● **DATA SHOWN**
::::

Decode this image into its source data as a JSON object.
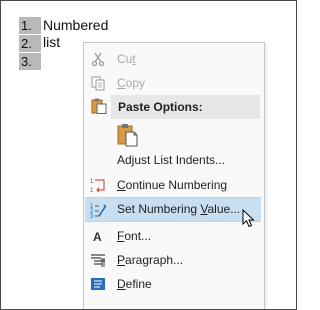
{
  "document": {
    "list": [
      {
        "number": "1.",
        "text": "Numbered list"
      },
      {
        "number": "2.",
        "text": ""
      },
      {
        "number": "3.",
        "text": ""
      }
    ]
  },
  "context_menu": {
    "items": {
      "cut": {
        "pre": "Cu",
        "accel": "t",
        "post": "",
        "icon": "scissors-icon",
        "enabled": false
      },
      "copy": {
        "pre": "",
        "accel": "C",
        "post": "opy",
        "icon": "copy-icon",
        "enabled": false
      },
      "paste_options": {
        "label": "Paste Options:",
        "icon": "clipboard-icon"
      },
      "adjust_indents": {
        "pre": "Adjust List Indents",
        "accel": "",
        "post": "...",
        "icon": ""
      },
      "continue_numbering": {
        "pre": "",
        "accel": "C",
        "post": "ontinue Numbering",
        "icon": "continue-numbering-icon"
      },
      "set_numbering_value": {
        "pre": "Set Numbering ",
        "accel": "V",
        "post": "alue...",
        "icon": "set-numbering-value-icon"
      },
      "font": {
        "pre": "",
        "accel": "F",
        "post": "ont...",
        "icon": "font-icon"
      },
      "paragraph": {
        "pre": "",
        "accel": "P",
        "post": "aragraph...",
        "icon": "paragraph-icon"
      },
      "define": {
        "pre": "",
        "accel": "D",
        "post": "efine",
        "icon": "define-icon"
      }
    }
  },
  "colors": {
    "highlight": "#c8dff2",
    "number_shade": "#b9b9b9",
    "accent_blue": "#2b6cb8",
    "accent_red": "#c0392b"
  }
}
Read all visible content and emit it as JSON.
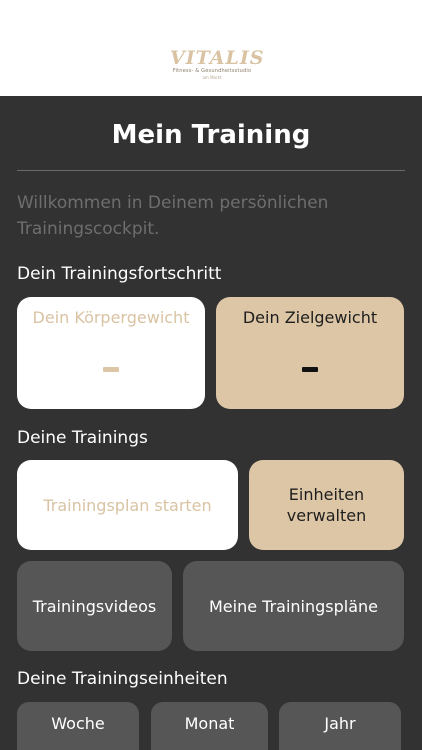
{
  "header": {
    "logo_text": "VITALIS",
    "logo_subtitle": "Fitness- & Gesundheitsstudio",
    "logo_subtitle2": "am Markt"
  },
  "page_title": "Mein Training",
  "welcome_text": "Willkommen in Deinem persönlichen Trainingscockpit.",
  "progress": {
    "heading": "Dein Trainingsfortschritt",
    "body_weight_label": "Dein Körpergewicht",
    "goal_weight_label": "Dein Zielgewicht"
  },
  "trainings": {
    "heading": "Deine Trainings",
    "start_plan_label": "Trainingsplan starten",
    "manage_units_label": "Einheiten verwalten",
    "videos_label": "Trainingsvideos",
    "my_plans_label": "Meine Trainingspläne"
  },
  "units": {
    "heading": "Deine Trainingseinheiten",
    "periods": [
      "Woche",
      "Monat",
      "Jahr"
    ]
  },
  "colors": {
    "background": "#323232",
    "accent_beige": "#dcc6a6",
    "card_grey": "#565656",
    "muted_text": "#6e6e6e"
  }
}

::::

Return all of the entries word for word, but omit the pictures.

● **WRITTEN RESPONSE**
Decode this image into its source data as a JSON object.
{
  "document": {
    "list": [
      {
        "number": "1.",
        "text": "Numbered list"
      },
      {
        "number": "2.",
        "text": ""
      },
      {
        "number": "3.",
        "text": ""
      }
    ]
  },
  "context_menu": {
    "items": {
      "cut": {
        "pre": "Cu",
        "accel": "t",
        "post": "",
        "icon": "scissors-icon",
        "enabled": false
      },
      "copy": {
        "pre": "",
        "accel": "C",
        "post": "opy",
        "icon": "copy-icon",
        "enabled": false
      },
      "paste_options": {
        "label": "Paste Options:",
        "icon": "clipboard-icon"
      },
      "adjust_indents": {
        "pre": "Adjust List Indents",
        "accel": "",
        "post": "...",
        "icon": ""
      },
      "continue_numbering": {
        "pre": "",
        "accel": "C",
        "post": "ontinue Numbering",
        "icon": "continue-numbering-icon"
      },
      "set_numbering_value": {
        "pre": "Set Numbering ",
        "accel": "V",
        "post": "alue...",
        "icon": "set-numbering-value-icon"
      },
      "font": {
        "pre": "",
        "accel": "F",
        "post": "ont...",
        "icon": "font-icon"
      },
      "paragraph": {
        "pre": "",
        "accel": "P",
        "post": "aragraph...",
        "icon": "paragraph-icon"
      },
      "define": {
        "pre": "",
        "accel": "D",
        "post": "efine",
        "icon": "define-icon"
      }
    }
  },
  "colors": {
    "highlight": "#c8dff2",
    "number_shade": "#b9b9b9",
    "accent_blue": "#2b6cb8",
    "accent_red": "#c0392b"
  }
}
Read all visible content and emit it as JSON.
{
  "header": {
    "logo_text": "VITALIS",
    "logo_subtitle": "Fitness- & Gesundheitsstudio",
    "logo_subtitle2": "am Markt"
  },
  "page_title": "Mein Training",
  "welcome_text": "Willkommen in Deinem persönlichen Trainingscockpit.",
  "progress": {
    "heading": "Dein Trainingsfortschritt",
    "body_weight_label": "Dein Körpergewicht",
    "goal_weight_label": "Dein Zielgewicht"
  },
  "trainings": {
    "heading": "Deine Trainings",
    "start_plan_label": "Trainingsplan starten",
    "manage_units_label": "Einheiten verwalten",
    "videos_label": "Trainingsvideos",
    "my_plans_label": "Meine Trainingspläne"
  },
  "units": {
    "heading": "Deine Trainingseinheiten",
    "periods": [
      "Woche",
      "Monat",
      "Jahr"
    ]
  },
  "colors": {
    "background": "#323232",
    "accent_beige": "#dcc6a6",
    "card_grey": "#565656",
    "muted_text": "#6e6e6e"
  }
}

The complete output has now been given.